**** WORKING DATA

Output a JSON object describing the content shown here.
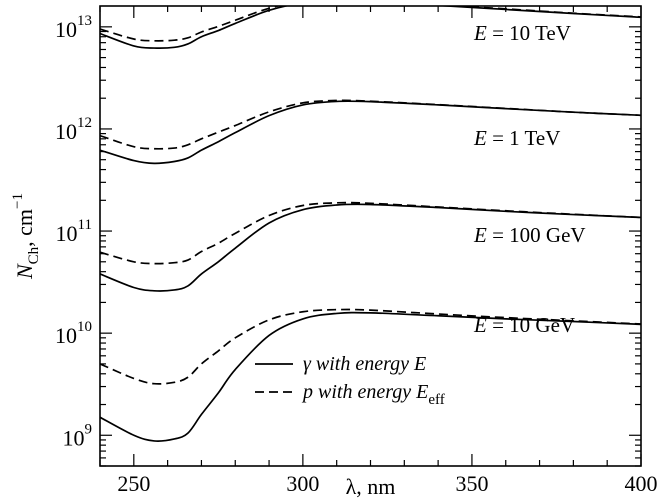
{
  "chart_data": {
    "type": "line",
    "x_axis": {
      "label": "λ, nm",
      "range": [
        240,
        400
      ],
      "ticks": [
        250,
        300,
        350,
        400
      ],
      "tick_labels": [
        "250",
        "300",
        "350",
        "400"
      ]
    },
    "y_axis": {
      "label": "N_Ch, cm^-1",
      "label_base": "N",
      "label_sub": "Ch",
      "label_unit": ", cm",
      "label_exp": "−1",
      "scale": "log",
      "range": [
        500000000.0,
        16000000000000.0
      ],
      "ticks": [
        1000000000.0,
        10000000000.0,
        100000000000.0,
        1000000000000.0,
        10000000000000.0
      ],
      "tick_labels": [
        {
          "base": "10",
          "exp": "9"
        },
        {
          "base": "10",
          "exp": "10"
        },
        {
          "base": "10",
          "exp": "11"
        },
        {
          "base": "10",
          "exp": "12"
        },
        {
          "base": "10",
          "exp": "13"
        }
      ]
    },
    "x": [
      240,
      250,
      256,
      262,
      266,
      270,
      275,
      280,
      290,
      300,
      310,
      320,
      340,
      360,
      380,
      400
    ],
    "groups": [
      {
        "label": "E = 10 TeV",
        "label_var": "E",
        "label_rest": " = 10 TeV",
        "gamma": [
          8600000000000.0,
          6500000000000.0,
          6200000000000.0,
          6300000000000.0,
          6800000000000.0,
          8000000000000.0,
          9200000000000.0,
          10800000000000.0,
          14500000000000.0,
          17200000000000.0,
          17800000000000.0,
          17600000000000.0,
          16200000000000.0,
          14800000000000.0,
          13500000000000.0,
          12400000000000.0
        ],
        "proton": [
          9500000000000.0,
          7600000000000.0,
          7300000000000.0,
          7400000000000.0,
          7800000000000.0,
          8900000000000.0,
          10100000000000.0,
          11600000000000.0,
          15200000000000.0,
          17800000000000.0,
          18200000000000.0,
          17900000000000.0,
          16400000000000.0,
          15000000000000.0,
          13600000000000.0,
          12500000000000.0
        ]
      },
      {
        "label": "E = 1 TeV",
        "label_var": "E",
        "label_rest": " = 1 TeV",
        "gamma": [
          620000000000.0,
          490000000000.0,
          460000000000.0,
          480000000000.0,
          520000000000.0,
          620000000000.0,
          750000000000.0,
          920000000000.0,
          1350000000000.0,
          1720000000000.0,
          1860000000000.0,
          1850000000000.0,
          1720000000000.0,
          1580000000000.0,
          1460000000000.0,
          1360000000000.0
        ],
        "proton": [
          860000000000.0,
          670000000000.0,
          640000000000.0,
          650000000000.0,
          700000000000.0,
          800000000000.0,
          930000000000.0,
          1080000000000.0,
          1470000000000.0,
          1800000000000.0,
          1900000000000.0,
          1870000000000.0,
          1730000000000.0,
          1590000000000.0,
          1460000000000.0,
          1360000000000.0
        ]
      },
      {
        "label": "E = 100 GeV",
        "label_var": "E",
        "label_rest": " = 100 GeV",
        "gamma": [
          38000000000.0,
          28000000000.0,
          26000000000.0,
          26500000000.0,
          29000000000.0,
          38000000000.0,
          50000000000.0,
          68000000000.0,
          120000000000.0,
          162000000000.0,
          180000000000.0,
          182000000000.0,
          170000000000.0,
          156000000000.0,
          145000000000.0,
          136000000000.0
        ],
        "proton": [
          62000000000.0,
          50000000000.0,
          48000000000.0,
          49000000000.0,
          52000000000.0,
          63000000000.0,
          76000000000.0,
          95000000000.0,
          142000000000.0,
          178000000000.0,
          189000000000.0,
          187000000000.0,
          172000000000.0,
          158000000000.0,
          146000000000.0,
          136000000000.0
        ]
      },
      {
        "label": "E = 10 GeV",
        "label_var": "E",
        "label_rest": " = 10 GeV",
        "gamma": [
          1500000000.0,
          1000000000.0,
          880000000.0,
          920000000.0,
          1050000000.0,
          1600000000.0,
          2600000000.0,
          4400000000.0,
          9500000000.0,
          13800000000.0,
          15600000000.0,
          15800000000.0,
          14800000000.0,
          13800000000.0,
          13000000000.0,
          12200000000.0
        ],
        "proton": [
          5000000000.0,
          3600000000.0,
          3200000000.0,
          3300000000.0,
          3700000000.0,
          5000000000.0,
          6700000000.0,
          9000000000.0,
          13500000000.0,
          16200000000.0,
          17000000000.0,
          16800000000.0,
          15400000000.0,
          14200000000.0,
          13200000000.0,
          12300000000.0
        ]
      }
    ],
    "legend": [
      {
        "style": "solid",
        "symbol": "γ",
        "text": " with energy ",
        "var": "E",
        "sub": ""
      },
      {
        "style": "dashed",
        "symbol": "p",
        "text": " with energy ",
        "var": "E",
        "sub": "eff"
      }
    ],
    "grid": false,
    "legend_position": "bottom-center",
    "colors": {
      "line": "#000000",
      "background": "#ffffff"
    }
  }
}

********

TASK
Leave out every picture and copy the rest of the records exactly.

TASK SOLUTION
Output a JSON object describing the content shown here.
{
  "chart_data": {
    "type": "line",
    "x_axis": {
      "label": "λ, nm",
      "range": [
        240,
        400
      ],
      "ticks": [
        250,
        300,
        350,
        400
      ],
      "tick_labels": [
        "250",
        "300",
        "350",
        "400"
      ]
    },
    "y_axis": {
      "label": "N_Ch, cm^-1",
      "label_base": "N",
      "label_sub": "Ch",
      "label_unit": ", cm",
      "label_exp": "−1",
      "scale": "log",
      "range": [
        500000000.0,
        16000000000000.0
      ],
      "ticks": [
        1000000000.0,
        10000000000.0,
        100000000000.0,
        1000000000000.0,
        10000000000000.0
      ],
      "tick_labels": [
        {
          "base": "10",
          "exp": "9"
        },
        {
          "base": "10",
          "exp": "10"
        },
        {
          "base": "10",
          "exp": "11"
        },
        {
          "base": "10",
          "exp": "12"
        },
        {
          "base": "10",
          "exp": "13"
        }
      ]
    },
    "x": [
      240,
      250,
      256,
      262,
      266,
      270,
      275,
      280,
      290,
      300,
      310,
      320,
      340,
      360,
      380,
      400
    ],
    "groups": [
      {
        "label": "E = 10 TeV",
        "label_var": "E",
        "label_rest": " = 10 TeV",
        "gamma": [
          8600000000000.0,
          6500000000000.0,
          6200000000000.0,
          6300000000000.0,
          6800000000000.0,
          8000000000000.0,
          9200000000000.0,
          10800000000000.0,
          14500000000000.0,
          17200000000000.0,
          17800000000000.0,
          17600000000000.0,
          16200000000000.0,
          14800000000000.0,
          13500000000000.0,
          12400000000000.0
        ],
        "proton": [
          9500000000000.0,
          7600000000000.0,
          7300000000000.0,
          7400000000000.0,
          7800000000000.0,
          8900000000000.0,
          10100000000000.0,
          11600000000000.0,
          15200000000000.0,
          17800000000000.0,
          18200000000000.0,
          17900000000000.0,
          16400000000000.0,
          15000000000000.0,
          13600000000000.0,
          12500000000000.0
        ]
      },
      {
        "label": "E = 1 TeV",
        "label_var": "E",
        "label_rest": " = 1 TeV",
        "gamma": [
          620000000000.0,
          490000000000.0,
          460000000000.0,
          480000000000.0,
          520000000000.0,
          620000000000.0,
          750000000000.0,
          920000000000.0,
          1350000000000.0,
          1720000000000.0,
          1860000000000.0,
          1850000000000.0,
          1720000000000.0,
          1580000000000.0,
          1460000000000.0,
          1360000000000.0
        ],
        "proton": [
          860000000000.0,
          670000000000.0,
          640000000000.0,
          650000000000.0,
          700000000000.0,
          800000000000.0,
          930000000000.0,
          1080000000000.0,
          1470000000000.0,
          1800000000000.0,
          1900000000000.0,
          1870000000000.0,
          1730000000000.0,
          1590000000000.0,
          1460000000000.0,
          1360000000000.0
        ]
      },
      {
        "label": "E = 100 GeV",
        "label_var": "E",
        "label_rest": " = 100 GeV",
        "gamma": [
          38000000000.0,
          28000000000.0,
          26000000000.0,
          26500000000.0,
          29000000000.0,
          38000000000.0,
          50000000000.0,
          68000000000.0,
          120000000000.0,
          162000000000.0,
          180000000000.0,
          182000000000.0,
          170000000000.0,
          156000000000.0,
          145000000000.0,
          136000000000.0
        ],
        "proton": [
          62000000000.0,
          50000000000.0,
          48000000000.0,
          49000000000.0,
          52000000000.0,
          63000000000.0,
          76000000000.0,
          95000000000.0,
          142000000000.0,
          178000000000.0,
          189000000000.0,
          187000000000.0,
          172000000000.0,
          158000000000.0,
          146000000000.0,
          136000000000.0
        ]
      },
      {
        "label": "E = 10 GeV",
        "label_var": "E",
        "label_rest": " = 10 GeV",
        "gamma": [
          1500000000.0,
          1000000000.0,
          880000000.0,
          920000000.0,
          1050000000.0,
          1600000000.0,
          2600000000.0,
          4400000000.0,
          9500000000.0,
          13800000000.0,
          15600000000.0,
          15800000000.0,
          14800000000.0,
          13800000000.0,
          13000000000.0,
          12200000000.0
        ],
        "proton": [
          5000000000.0,
          3600000000.0,
          3200000000.0,
          3300000000.0,
          3700000000.0,
          5000000000.0,
          6700000000.0,
          9000000000.0,
          13500000000.0,
          16200000000.0,
          17000000000.0,
          16800000000.0,
          15400000000.0,
          14200000000.0,
          13200000000.0,
          12300000000.0
        ]
      }
    ],
    "legend": [
      {
        "style": "solid",
        "symbol": "γ",
        "text": " with energy ",
        "var": "E",
        "sub": ""
      },
      {
        "style": "dashed",
        "symbol": "p",
        "text": " with energy ",
        "var": "E",
        "sub": "eff"
      }
    ],
    "grid": false,
    "legend_position": "bottom-center",
    "colors": {
      "line": "#000000",
      "background": "#ffffff"
    }
  }
}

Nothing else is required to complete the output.